» **TASK PROMPT**
Extract all lines that hold "yunduan" from the records below.

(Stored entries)
::::
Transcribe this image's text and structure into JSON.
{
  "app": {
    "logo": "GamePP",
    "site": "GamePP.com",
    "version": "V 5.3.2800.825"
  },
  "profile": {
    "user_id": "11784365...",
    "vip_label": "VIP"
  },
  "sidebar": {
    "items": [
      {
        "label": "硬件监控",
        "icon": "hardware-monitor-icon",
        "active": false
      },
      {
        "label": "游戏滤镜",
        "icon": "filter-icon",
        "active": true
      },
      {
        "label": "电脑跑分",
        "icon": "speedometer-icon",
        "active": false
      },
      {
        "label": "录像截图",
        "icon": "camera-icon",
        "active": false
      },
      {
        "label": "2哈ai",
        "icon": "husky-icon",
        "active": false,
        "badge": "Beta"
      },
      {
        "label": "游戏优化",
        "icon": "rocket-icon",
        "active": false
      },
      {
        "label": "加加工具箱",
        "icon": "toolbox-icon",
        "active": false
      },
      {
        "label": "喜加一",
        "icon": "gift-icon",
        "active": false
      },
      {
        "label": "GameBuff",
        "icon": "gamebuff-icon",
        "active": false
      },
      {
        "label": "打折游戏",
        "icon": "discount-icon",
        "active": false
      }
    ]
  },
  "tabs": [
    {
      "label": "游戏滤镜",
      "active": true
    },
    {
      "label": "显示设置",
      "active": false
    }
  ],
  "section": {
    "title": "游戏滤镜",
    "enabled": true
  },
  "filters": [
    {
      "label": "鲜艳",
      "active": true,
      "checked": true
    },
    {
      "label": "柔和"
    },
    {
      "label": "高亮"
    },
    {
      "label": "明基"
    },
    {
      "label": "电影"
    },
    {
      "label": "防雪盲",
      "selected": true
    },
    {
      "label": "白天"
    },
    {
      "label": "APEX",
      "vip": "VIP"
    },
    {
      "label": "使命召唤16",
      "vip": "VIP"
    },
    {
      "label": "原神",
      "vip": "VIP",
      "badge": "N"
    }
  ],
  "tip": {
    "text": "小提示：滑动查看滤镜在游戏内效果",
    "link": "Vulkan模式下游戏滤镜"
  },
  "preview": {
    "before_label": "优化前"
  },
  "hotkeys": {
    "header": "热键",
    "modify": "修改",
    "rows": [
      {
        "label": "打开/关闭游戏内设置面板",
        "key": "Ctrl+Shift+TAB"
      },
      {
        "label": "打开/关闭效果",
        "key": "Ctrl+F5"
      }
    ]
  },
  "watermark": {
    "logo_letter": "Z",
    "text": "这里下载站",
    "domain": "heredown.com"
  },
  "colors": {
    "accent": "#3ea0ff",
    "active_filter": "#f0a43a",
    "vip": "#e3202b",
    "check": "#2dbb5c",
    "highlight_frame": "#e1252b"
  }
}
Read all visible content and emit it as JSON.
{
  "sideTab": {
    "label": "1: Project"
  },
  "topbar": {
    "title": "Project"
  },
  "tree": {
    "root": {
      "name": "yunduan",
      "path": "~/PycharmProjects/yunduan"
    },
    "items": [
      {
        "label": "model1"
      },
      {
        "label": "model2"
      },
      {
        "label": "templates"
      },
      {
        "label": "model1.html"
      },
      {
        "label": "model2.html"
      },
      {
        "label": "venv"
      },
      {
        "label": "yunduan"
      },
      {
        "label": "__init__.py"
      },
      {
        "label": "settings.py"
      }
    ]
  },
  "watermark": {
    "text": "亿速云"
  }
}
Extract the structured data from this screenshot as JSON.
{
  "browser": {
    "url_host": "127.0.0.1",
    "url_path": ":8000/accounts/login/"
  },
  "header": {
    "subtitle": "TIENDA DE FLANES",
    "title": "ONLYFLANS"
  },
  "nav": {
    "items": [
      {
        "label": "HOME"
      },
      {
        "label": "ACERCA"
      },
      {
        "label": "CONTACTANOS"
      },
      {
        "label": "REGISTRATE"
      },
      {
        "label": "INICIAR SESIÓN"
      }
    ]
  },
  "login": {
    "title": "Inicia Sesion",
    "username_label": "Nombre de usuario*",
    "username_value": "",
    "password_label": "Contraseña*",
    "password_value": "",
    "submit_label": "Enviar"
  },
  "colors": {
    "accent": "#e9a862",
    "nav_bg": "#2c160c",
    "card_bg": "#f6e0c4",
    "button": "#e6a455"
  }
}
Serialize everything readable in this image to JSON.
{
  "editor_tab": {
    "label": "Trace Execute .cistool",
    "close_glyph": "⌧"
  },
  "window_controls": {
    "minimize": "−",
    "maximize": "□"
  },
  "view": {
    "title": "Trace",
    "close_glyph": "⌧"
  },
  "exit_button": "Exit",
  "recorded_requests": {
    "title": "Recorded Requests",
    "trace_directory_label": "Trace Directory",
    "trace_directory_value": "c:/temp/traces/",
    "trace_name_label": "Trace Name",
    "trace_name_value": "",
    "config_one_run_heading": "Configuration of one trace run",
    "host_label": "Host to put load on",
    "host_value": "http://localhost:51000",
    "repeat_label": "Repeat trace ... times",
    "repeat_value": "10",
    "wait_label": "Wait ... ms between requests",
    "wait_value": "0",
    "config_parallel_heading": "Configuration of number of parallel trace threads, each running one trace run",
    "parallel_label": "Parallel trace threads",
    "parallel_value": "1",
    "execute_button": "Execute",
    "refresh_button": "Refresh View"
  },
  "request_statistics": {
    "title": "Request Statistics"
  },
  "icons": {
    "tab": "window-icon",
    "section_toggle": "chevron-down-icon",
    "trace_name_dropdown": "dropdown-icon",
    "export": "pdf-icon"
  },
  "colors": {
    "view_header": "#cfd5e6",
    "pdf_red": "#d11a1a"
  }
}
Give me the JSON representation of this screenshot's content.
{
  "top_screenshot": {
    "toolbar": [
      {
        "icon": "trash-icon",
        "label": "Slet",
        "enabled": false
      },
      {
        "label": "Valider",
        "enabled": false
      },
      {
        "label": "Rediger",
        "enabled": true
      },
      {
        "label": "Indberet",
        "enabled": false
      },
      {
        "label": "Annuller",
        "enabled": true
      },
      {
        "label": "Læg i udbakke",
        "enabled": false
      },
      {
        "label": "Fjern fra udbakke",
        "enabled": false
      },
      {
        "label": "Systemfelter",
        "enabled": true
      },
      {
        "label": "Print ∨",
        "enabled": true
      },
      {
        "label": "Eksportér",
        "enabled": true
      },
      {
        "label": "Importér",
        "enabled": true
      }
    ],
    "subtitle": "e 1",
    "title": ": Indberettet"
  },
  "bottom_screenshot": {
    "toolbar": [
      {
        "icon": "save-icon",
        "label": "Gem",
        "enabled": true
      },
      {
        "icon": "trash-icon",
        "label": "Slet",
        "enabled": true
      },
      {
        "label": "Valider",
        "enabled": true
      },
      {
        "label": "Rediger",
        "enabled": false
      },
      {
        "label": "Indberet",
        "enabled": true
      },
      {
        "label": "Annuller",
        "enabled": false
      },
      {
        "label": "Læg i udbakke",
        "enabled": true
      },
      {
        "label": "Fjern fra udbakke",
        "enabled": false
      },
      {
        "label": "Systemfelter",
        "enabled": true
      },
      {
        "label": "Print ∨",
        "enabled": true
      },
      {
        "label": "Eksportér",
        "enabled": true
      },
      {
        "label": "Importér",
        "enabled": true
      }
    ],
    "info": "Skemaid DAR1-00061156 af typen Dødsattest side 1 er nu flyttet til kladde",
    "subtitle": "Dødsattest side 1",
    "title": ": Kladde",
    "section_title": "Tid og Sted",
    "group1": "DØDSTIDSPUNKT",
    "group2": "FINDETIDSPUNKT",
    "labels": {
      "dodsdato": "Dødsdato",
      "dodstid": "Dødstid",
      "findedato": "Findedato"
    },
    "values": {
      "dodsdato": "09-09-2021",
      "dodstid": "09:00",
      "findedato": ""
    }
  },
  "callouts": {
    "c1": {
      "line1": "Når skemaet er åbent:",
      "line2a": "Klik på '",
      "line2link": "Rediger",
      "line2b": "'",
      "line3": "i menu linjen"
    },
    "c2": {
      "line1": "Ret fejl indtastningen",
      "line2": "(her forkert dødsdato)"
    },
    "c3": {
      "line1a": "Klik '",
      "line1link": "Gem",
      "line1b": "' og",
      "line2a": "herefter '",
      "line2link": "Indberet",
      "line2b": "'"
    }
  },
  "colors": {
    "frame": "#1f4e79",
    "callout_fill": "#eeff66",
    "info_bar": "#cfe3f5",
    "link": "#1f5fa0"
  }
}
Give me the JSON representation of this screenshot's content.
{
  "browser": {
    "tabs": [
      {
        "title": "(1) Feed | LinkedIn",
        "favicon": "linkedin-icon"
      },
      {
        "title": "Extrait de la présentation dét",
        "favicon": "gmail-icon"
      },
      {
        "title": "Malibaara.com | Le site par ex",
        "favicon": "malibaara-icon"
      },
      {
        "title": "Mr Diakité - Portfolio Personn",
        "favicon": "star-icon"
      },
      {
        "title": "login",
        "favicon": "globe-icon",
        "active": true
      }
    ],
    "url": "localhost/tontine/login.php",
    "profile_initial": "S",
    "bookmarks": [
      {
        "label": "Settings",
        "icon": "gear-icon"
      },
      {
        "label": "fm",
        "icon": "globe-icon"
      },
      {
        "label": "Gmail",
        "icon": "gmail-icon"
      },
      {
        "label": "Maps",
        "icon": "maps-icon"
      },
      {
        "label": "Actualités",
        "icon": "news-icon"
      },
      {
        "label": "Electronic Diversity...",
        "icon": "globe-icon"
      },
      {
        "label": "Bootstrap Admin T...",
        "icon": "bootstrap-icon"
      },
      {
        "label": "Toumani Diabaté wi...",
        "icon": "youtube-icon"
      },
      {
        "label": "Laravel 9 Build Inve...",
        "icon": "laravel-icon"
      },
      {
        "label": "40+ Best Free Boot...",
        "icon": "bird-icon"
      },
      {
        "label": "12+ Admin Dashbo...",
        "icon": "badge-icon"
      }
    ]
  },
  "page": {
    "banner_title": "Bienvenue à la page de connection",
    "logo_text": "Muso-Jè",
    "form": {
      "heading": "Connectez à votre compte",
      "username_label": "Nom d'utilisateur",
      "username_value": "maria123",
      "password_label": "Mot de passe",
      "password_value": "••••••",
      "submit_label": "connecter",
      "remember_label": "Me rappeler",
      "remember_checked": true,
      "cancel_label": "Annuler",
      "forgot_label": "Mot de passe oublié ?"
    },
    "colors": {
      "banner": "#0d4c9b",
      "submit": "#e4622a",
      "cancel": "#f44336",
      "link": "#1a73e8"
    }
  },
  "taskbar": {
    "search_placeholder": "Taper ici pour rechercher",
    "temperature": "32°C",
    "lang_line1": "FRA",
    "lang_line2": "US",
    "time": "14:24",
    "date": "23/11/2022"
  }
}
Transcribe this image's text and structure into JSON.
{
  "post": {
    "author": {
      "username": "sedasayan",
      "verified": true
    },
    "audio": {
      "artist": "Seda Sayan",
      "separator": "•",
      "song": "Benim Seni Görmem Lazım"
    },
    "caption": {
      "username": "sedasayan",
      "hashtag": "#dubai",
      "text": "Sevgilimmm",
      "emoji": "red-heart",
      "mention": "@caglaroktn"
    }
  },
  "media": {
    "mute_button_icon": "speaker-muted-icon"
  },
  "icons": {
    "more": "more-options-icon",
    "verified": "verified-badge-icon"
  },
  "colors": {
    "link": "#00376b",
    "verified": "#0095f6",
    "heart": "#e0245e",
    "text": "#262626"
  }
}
::::
» **OUTPUT BELOW**
      "name": "yunduan",
      "path": "~/PycharmProjects/yunduan"
        "label": "yunduan"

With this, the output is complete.